SHORT TASK> Your task is to repeat, word for word, the line containing "Output the text content of this document." and all lines that follow it to the end of the material, and no other lines.

INFORMATION GIVEN>
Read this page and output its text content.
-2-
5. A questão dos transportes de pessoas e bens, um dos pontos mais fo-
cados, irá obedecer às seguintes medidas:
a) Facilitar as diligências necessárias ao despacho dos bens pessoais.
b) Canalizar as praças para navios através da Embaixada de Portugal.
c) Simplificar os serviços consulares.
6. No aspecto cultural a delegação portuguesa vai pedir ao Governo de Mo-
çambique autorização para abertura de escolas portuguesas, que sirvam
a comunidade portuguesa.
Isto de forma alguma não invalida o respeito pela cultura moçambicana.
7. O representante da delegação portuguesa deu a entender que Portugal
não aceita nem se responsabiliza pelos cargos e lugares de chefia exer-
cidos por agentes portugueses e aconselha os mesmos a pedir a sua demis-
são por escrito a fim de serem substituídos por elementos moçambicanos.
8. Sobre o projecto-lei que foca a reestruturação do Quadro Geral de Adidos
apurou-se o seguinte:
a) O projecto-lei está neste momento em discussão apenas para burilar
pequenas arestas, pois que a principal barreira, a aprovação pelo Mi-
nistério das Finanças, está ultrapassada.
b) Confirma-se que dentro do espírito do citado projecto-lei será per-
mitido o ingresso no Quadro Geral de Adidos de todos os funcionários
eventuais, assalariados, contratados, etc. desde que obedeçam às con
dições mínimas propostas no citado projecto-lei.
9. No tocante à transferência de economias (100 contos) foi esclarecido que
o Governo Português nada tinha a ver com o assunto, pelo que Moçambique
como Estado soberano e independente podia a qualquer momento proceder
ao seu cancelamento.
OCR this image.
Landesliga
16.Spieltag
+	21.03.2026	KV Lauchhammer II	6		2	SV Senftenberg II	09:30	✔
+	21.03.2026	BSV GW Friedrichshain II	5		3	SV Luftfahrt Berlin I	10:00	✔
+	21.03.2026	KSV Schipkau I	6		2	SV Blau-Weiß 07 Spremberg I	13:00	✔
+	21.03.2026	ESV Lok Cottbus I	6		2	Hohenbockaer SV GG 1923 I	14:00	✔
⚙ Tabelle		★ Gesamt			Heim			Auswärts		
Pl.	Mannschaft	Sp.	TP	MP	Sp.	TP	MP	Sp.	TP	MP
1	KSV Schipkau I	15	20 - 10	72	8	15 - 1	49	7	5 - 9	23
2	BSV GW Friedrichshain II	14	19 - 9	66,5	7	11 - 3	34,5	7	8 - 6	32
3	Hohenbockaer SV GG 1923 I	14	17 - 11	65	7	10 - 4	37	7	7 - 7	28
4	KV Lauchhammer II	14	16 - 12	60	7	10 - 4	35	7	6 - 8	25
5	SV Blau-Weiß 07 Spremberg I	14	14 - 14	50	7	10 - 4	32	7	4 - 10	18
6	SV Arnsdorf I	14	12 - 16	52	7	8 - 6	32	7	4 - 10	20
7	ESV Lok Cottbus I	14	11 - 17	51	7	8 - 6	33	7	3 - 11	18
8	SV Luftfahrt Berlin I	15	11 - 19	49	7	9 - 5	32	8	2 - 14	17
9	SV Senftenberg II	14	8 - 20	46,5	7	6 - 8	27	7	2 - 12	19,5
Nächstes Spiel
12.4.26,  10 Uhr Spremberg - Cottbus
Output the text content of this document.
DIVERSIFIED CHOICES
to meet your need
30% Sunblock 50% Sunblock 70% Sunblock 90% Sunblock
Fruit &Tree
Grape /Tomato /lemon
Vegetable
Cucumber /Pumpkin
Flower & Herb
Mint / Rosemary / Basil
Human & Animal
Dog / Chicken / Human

SOLVED EXERCISE>
Output the text content of this document.
DIVERSIFIED CHOICES
to meet your need
30% Sunblock 50% Sunblock 70% Sunblock 90% Sunblock
Fruit &Tree
Grape /Tomato /lemon
Vegetable
Cucumber /Pumpkin
Flower & Herb
Mint / Rosemary / Basil
Human & Animal
Dog / Chicken / Human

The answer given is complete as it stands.